PROBLEM TO SOLVE
Draw out every line with the word "عنده" from the listing below.

Collected data:
:::::
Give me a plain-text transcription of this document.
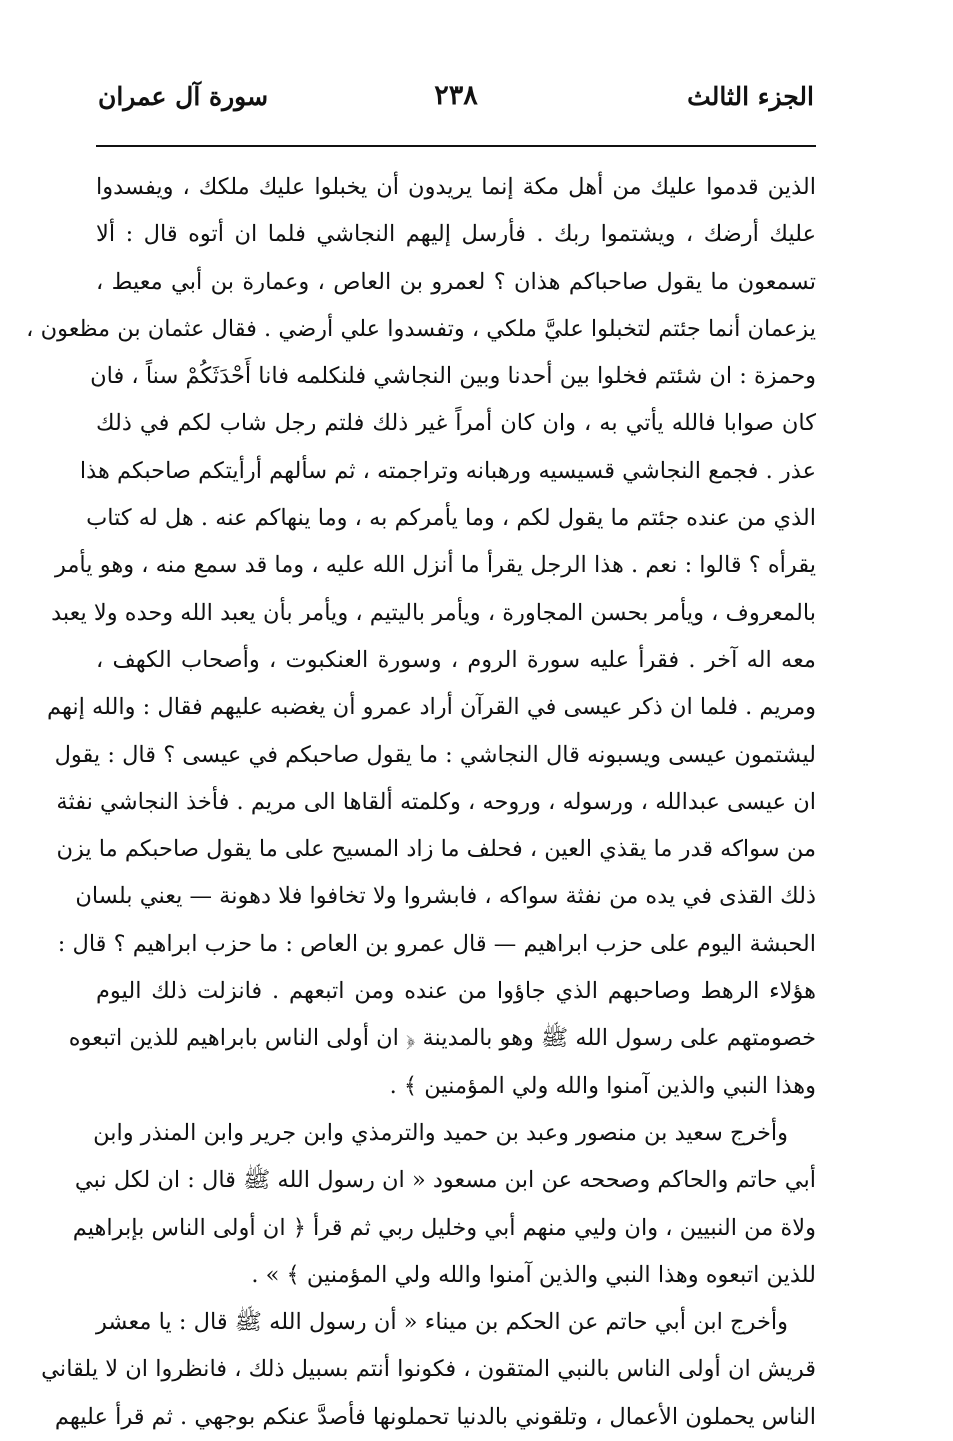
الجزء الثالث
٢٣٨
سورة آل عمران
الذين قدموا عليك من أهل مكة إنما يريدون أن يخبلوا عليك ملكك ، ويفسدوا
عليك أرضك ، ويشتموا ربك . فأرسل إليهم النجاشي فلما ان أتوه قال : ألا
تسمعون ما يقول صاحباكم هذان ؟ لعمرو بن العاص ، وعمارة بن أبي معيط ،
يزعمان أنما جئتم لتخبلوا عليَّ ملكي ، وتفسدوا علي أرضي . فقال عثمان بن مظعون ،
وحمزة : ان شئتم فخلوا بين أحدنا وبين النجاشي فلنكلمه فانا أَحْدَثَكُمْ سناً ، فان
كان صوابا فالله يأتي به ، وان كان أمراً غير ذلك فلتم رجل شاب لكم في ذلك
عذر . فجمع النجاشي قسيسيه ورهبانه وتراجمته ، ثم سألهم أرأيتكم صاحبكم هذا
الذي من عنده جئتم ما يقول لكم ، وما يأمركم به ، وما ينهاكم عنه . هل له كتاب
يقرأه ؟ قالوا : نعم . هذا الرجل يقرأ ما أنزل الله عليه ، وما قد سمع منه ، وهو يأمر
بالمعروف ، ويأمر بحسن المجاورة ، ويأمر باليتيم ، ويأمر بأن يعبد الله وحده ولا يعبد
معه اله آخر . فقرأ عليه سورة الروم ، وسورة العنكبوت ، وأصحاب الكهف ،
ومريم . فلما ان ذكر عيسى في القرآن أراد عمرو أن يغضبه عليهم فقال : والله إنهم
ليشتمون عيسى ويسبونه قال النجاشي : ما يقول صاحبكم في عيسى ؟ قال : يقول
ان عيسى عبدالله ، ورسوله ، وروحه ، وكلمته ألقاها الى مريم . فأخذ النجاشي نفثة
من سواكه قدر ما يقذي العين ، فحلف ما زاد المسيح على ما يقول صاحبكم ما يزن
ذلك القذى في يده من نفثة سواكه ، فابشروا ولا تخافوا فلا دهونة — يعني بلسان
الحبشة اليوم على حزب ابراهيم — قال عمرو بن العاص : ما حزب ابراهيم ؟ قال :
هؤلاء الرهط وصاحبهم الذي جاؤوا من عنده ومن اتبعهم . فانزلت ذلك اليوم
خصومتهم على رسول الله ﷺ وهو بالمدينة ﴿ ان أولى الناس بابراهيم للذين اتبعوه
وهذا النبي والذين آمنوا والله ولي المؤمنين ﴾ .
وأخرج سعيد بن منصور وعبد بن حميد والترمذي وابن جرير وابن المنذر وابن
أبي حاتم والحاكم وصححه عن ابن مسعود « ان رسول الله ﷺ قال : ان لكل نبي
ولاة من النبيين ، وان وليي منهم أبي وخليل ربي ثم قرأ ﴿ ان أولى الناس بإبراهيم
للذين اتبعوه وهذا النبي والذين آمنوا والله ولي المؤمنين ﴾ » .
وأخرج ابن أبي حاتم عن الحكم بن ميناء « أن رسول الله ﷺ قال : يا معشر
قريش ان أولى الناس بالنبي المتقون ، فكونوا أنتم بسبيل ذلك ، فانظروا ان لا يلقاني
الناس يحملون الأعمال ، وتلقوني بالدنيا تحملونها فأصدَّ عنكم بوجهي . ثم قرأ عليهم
:::::
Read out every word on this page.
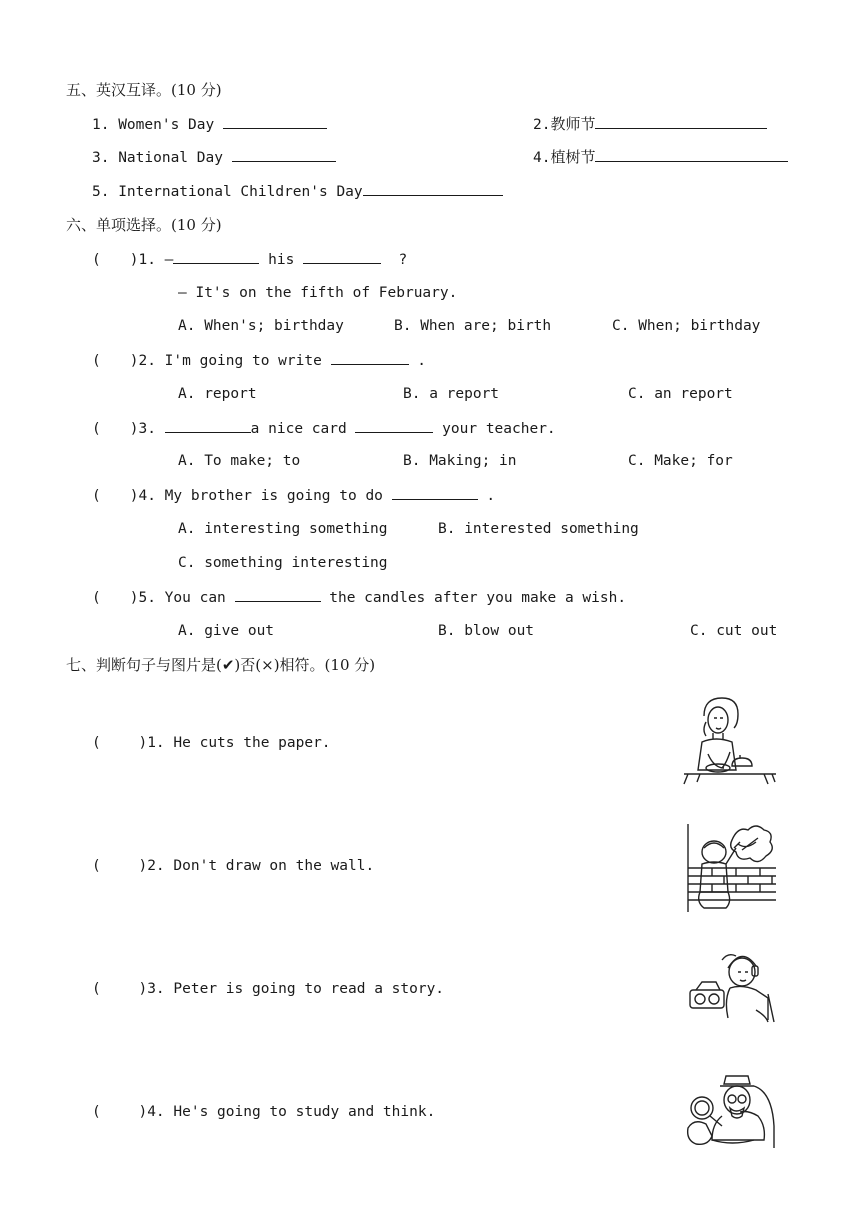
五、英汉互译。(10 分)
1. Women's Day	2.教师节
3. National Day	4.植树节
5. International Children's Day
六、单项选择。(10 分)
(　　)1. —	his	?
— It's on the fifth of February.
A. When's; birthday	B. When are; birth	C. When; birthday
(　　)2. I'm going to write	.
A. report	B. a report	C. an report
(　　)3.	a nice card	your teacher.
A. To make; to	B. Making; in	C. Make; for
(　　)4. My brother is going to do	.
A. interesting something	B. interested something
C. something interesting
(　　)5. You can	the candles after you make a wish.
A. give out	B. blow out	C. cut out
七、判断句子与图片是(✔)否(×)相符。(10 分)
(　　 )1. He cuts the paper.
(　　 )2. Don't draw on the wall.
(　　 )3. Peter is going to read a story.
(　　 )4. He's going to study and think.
:::::
ANSWER FOR THIS EXERCISE
الذي من عنده جئتم ما يقول لكم ، وما يأمركم به ، وما ينهاكم عنه . هل له كتاب
هؤلاء الرهط وصاحبهم الذي جاؤوا من عنده ومن اتبعهم . فانزلت ذلك اليوم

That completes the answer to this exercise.